## WHAT YOU ARE ASKED TO DO:
Below is a listing; write it out exactly and drop any images from it.

** Start DATA SUPPLIED **

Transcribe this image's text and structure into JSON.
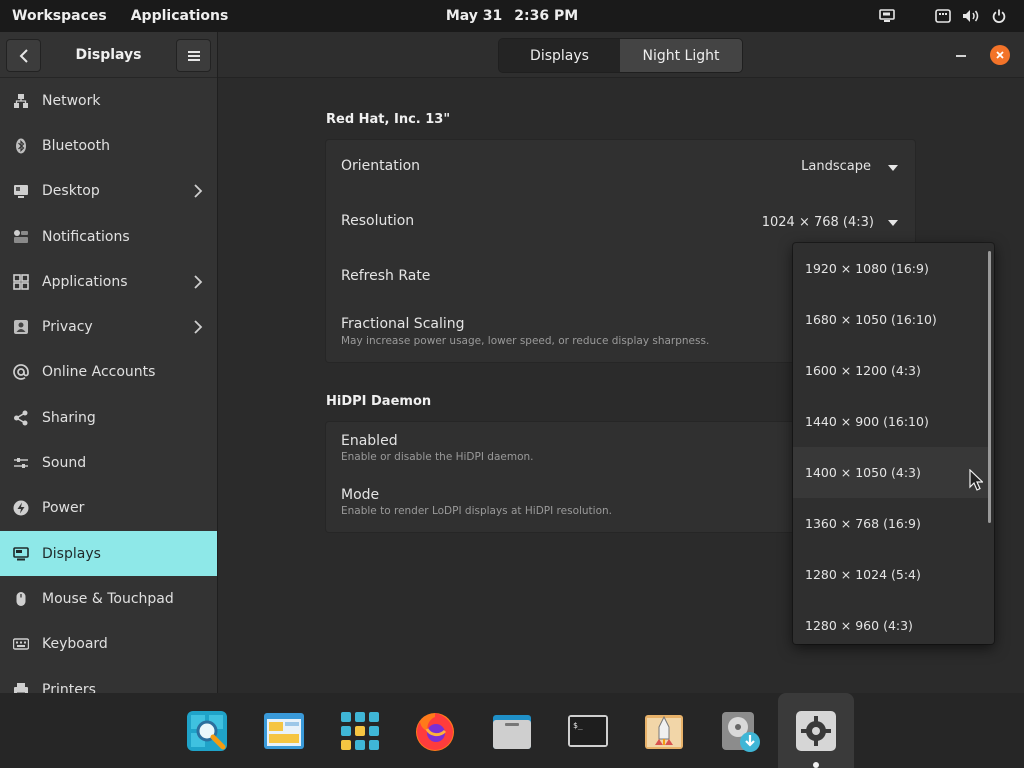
{
  "top_panel": {
    "workspaces": "Workspaces",
    "applications": "Applications",
    "date": "May 31",
    "time": "2:36 PM"
  },
  "sidebar": {
    "title": "Displays",
    "items": [
      {
        "label": "Network",
        "icon": "network-icon"
      },
      {
        "label": "Bluetooth",
        "icon": "bluetooth-icon"
      },
      {
        "label": "Desktop",
        "icon": "desktop-icon",
        "has_submenu": true
      },
      {
        "label": "Notifications",
        "icon": "notifications-icon"
      },
      {
        "label": "Applications",
        "icon": "applications-icon",
        "has_submenu": true
      },
      {
        "label": "Privacy",
        "icon": "privacy-icon",
        "has_submenu": true
      },
      {
        "label": "Online Accounts",
        "icon": "online-accounts-icon"
      },
      {
        "label": "Sharing",
        "icon": "sharing-icon"
      },
      {
        "label": "Sound",
        "icon": "sound-icon"
      },
      {
        "label": "Power",
        "icon": "power-icon"
      },
      {
        "label": "Displays",
        "icon": "displays-icon",
        "active": true
      },
      {
        "label": "Mouse & Touchpad",
        "icon": "mouse-icon"
      },
      {
        "label": "Keyboard",
        "icon": "keyboard-icon"
      },
      {
        "label": "Printers",
        "icon": "printer-icon"
      }
    ],
    "active_color": "#8ee8e8"
  },
  "header": {
    "tabs": [
      "Displays",
      "Night Light"
    ],
    "active_tab": "Displays"
  },
  "display": {
    "name": "Red Hat, Inc. 13\"",
    "orientation_label": "Orientation",
    "orientation_value": "Landscape",
    "resolution_label": "Resolution",
    "resolution_value": "1024 × 768 (4:3)",
    "refresh_label": "Refresh Rate",
    "scaling_label": "Fractional Scaling",
    "scaling_desc": "May increase power usage, lower speed, or reduce display sharpness."
  },
  "hidpi": {
    "title": "HiDPI Daemon",
    "enabled_label": "Enabled",
    "enabled_desc": "Enable or disable the HiDPI daemon.",
    "mode_label": "Mode",
    "mode_desc": "Enable to render LoDPI displays at HiDPI resolution."
  },
  "resolution_options": [
    "1920 × 1080 (16:9)",
    "1680 × 1050 (16:10)",
    "1600 × 1200 (4:3)",
    "1440 × 900 (16:10)",
    "1400 × 1050 (4:3)",
    "1360 × 768 (16:9)",
    "1280 × 1024 (5:4)",
    "1280 × 960 (4:3)"
  ],
  "hovered_option": "1400 × 1050 (4:3)",
  "dock": {
    "items": [
      "search-app-icon",
      "files-app-icon",
      "app-grid-icon",
      "firefox-icon",
      "file-manager-icon",
      "terminal-icon",
      "installer-icon",
      "disk-utility-icon",
      "settings-icon"
    ],
    "active": "settings-icon"
  },
  "colors": {
    "accent": "#8ee8e8",
    "close": "#f37329"
  }
}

** End DATA SUPPLIED **

## SOLUTION TO THIS TASK:
Transcribe this image's text and structure into JSON.
{
  "top_panel": {
    "workspaces": "Workspaces",
    "applications": "Applications",
    "date": "May 31",
    "time": "2:36 PM"
  },
  "sidebar": {
    "title": "Displays",
    "items": [
      {
        "label": "Network",
        "icon": "network-icon"
      },
      {
        "label": "Bluetooth",
        "icon": "bluetooth-icon"
      },
      {
        "label": "Desktop",
        "icon": "desktop-icon",
        "has_submenu": true
      },
      {
        "label": "Notifications",
        "icon": "notifications-icon"
      },
      {
        "label": "Applications",
        "icon": "applications-icon",
        "has_submenu": true
      },
      {
        "label": "Privacy",
        "icon": "privacy-icon",
        "has_submenu": true
      },
      {
        "label": "Online Accounts",
        "icon": "online-accounts-icon"
      },
      {
        "label": "Sharing",
        "icon": "sharing-icon"
      },
      {
        "label": "Sound",
        "icon": "sound-icon"
      },
      {
        "label": "Power",
        "icon": "power-icon"
      },
      {
        "label": "Displays",
        "icon": "displays-icon",
        "active": true
      },
      {
        "label": "Mouse & Touchpad",
        "icon": "mouse-icon"
      },
      {
        "label": "Keyboard",
        "icon": "keyboard-icon"
      },
      {
        "label": "Printers",
        "icon": "printer-icon"
      }
    ],
    "active_color": "#8ee8e8"
  },
  "header": {
    "tabs": [
      "Displays",
      "Night Light"
    ],
    "active_tab": "Displays"
  },
  "display": {
    "name": "Red Hat, Inc. 13\"",
    "orientation_label": "Orientation",
    "orientation_value": "Landscape",
    "resolution_label": "Resolution",
    "resolution_value": "1024 × 768 (4:3)",
    "refresh_label": "Refresh Rate",
    "scaling_label": "Fractional Scaling",
    "scaling_desc": "May increase power usage, lower speed, or reduce display sharpness."
  },
  "hidpi": {
    "title": "HiDPI Daemon",
    "enabled_label": "Enabled",
    "enabled_desc": "Enable or disable the HiDPI daemon.",
    "mode_label": "Mode",
    "mode_desc": "Enable to render LoDPI displays at HiDPI resolution."
  },
  "resolution_options": [
    "1920 × 1080 (16:9)",
    "1680 × 1050 (16:10)",
    "1600 × 1200 (4:3)",
    "1440 × 900 (16:10)",
    "1400 × 1050 (4:3)",
    "1360 × 768 (16:9)",
    "1280 × 1024 (5:4)",
    "1280 × 960 (4:3)"
  ],
  "hovered_option": "1400 × 1050 (4:3)",
  "dock": {
    "items": [
      "search-app-icon",
      "files-app-icon",
      "app-grid-icon",
      "firefox-icon",
      "file-manager-icon",
      "terminal-icon",
      "installer-icon",
      "disk-utility-icon",
      "settings-icon"
    ],
    "active": "settings-icon"
  },
  "colors": {
    "accent": "#8ee8e8",
    "close": "#f37329"
  }
}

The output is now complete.